What is expected:
Count the lines below that contain "mass". Give only the number.

Supplied material:

┌────────

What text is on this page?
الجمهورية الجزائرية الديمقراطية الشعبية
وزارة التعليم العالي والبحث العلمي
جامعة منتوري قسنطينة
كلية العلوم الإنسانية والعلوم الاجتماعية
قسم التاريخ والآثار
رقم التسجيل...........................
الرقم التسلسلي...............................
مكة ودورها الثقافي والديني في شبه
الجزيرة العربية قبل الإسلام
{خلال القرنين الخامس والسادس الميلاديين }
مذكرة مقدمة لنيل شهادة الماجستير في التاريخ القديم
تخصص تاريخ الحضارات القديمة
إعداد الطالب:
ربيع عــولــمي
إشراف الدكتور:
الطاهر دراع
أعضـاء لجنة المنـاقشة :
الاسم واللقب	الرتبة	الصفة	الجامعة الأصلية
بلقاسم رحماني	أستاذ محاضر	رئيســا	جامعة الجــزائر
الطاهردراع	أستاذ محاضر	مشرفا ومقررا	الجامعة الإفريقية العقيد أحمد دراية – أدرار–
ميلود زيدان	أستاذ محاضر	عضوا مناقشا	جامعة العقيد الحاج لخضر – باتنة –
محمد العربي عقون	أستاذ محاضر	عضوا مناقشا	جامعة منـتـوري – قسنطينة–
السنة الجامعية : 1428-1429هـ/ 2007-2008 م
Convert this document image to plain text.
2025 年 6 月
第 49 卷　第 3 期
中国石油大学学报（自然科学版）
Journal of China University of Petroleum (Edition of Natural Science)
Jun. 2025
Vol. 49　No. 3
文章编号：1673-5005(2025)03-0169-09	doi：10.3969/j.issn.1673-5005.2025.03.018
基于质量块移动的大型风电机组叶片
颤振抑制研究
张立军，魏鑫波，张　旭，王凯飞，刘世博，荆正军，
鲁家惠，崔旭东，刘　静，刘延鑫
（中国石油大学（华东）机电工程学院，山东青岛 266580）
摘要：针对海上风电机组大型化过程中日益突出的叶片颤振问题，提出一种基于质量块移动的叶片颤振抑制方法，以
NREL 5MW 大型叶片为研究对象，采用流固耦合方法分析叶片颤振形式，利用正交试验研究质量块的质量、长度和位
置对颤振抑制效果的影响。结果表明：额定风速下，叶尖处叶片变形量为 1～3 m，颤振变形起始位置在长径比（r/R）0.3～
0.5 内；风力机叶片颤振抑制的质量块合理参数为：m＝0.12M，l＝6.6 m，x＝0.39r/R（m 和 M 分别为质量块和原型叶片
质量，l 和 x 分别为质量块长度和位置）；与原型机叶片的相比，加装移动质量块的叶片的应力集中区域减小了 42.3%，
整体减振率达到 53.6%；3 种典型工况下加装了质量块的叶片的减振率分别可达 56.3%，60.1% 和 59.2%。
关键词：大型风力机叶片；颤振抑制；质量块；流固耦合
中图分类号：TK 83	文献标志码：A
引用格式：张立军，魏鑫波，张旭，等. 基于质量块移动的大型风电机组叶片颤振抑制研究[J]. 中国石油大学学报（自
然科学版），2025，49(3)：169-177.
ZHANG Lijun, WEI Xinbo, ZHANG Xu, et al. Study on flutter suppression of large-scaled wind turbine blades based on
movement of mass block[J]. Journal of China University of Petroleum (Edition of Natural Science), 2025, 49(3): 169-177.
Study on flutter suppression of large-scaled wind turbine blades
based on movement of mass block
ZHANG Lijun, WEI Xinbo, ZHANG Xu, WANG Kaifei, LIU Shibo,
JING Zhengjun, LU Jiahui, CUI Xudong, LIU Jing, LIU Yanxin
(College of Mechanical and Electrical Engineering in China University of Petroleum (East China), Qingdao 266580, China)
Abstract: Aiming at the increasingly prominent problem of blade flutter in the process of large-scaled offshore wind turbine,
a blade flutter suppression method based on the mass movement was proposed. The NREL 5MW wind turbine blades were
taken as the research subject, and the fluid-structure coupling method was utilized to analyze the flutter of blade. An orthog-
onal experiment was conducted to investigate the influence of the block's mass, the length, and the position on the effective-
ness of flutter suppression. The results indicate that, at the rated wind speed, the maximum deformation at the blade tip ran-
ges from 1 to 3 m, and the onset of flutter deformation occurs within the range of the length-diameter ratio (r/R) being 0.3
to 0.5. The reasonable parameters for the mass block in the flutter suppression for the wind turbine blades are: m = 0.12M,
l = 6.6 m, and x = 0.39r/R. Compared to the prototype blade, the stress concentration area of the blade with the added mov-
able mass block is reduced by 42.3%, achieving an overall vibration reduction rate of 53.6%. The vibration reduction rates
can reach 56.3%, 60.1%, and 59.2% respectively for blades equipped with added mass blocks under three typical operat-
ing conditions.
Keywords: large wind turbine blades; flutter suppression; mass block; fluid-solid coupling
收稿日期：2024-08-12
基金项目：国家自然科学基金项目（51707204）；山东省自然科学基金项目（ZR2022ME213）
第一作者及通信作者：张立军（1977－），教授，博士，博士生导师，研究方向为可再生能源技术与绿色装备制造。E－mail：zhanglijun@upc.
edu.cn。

└────────

Response:
8